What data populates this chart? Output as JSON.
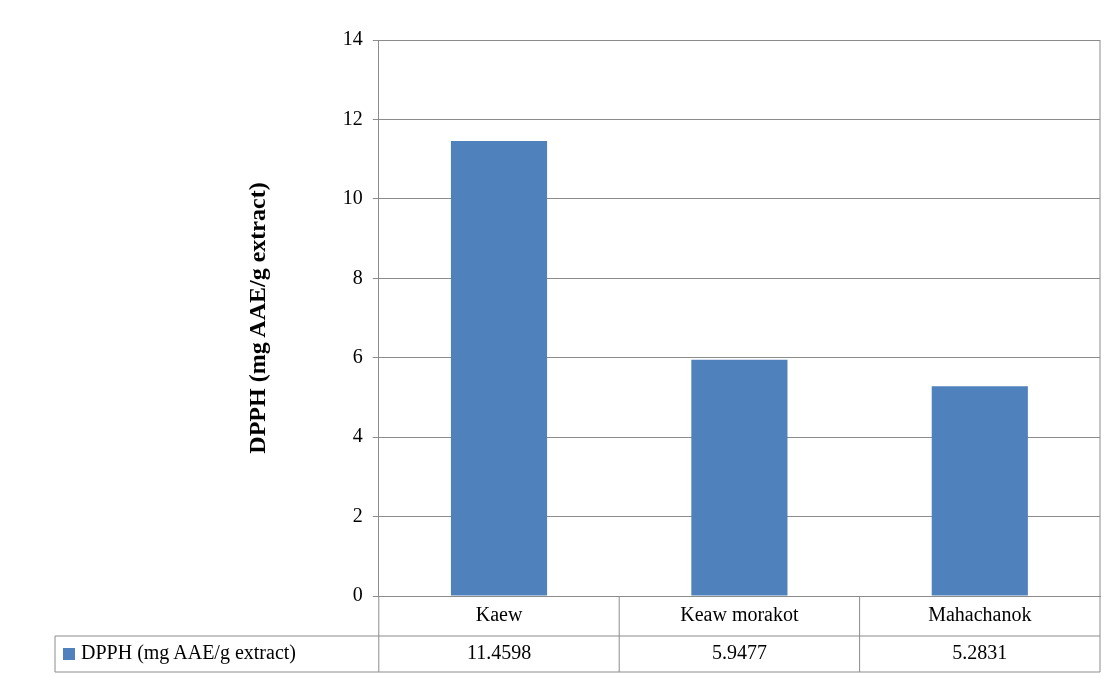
{
  "chart_data": {
    "type": "bar",
    "ylabel": "DPPH (mg AAE/g extract)",
    "categories": [
      "Kaew",
      "Keaw morakot",
      "Mahachanok"
    ],
    "series": [
      {
        "name": "DPPH (mg AAE/g extract)",
        "color": "#4f81bd",
        "values": [
          11.4598,
          5.9477,
          5.2831
        ]
      }
    ],
    "ylim": [
      0,
      14
    ],
    "yticks": [
      0,
      2,
      4,
      6,
      8,
      10,
      12,
      14
    ],
    "grid": "y",
    "legend": "bottom",
    "data_labels": true
  }
}
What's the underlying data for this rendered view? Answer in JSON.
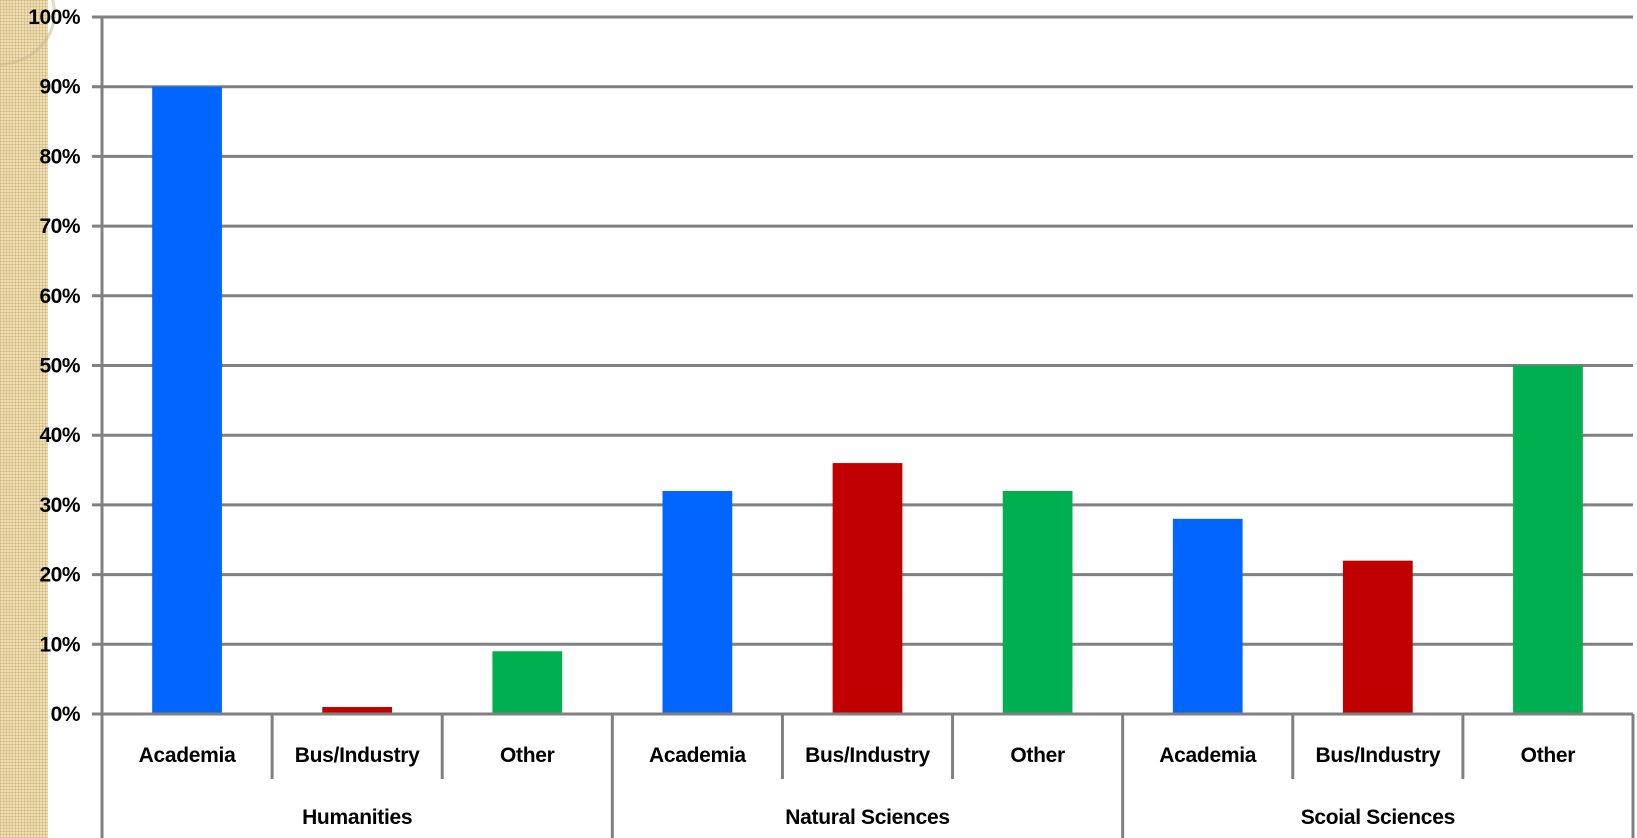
{
  "chart_data": {
    "type": "bar",
    "title": "",
    "xlabel": "",
    "ylabel": "",
    "ylim": [
      0,
      100
    ],
    "y_ticks": [
      "0%",
      "10%",
      "20%",
      "30%",
      "40%",
      "50%",
      "60%",
      "70%",
      "80%",
      "90%",
      "100%"
    ],
    "grid": true,
    "legend": "none",
    "groups": [
      {
        "name": "Humanities",
        "categories": [
          "Academia",
          "Bus/Industry",
          "Other"
        ],
        "values": [
          90,
          1,
          9
        ]
      },
      {
        "name": "Natural Sciences",
        "categories": [
          "Academia",
          "Bus/Industry",
          "Other"
        ],
        "values": [
          32,
          36,
          32
        ]
      },
      {
        "name": "Scoial Sciences",
        "categories": [
          "Academia",
          "Bus/Industry",
          "Other"
        ],
        "values": [
          28,
          22,
          50
        ]
      }
    ],
    "colors": {
      "Academia": "#0066ff",
      "Bus/Industry": "#c00000",
      "Other": "#00b050"
    }
  }
}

- Exercise -
Determine how many lines contain the word "extract" and reply with that number alone.

- Reply to the task -
2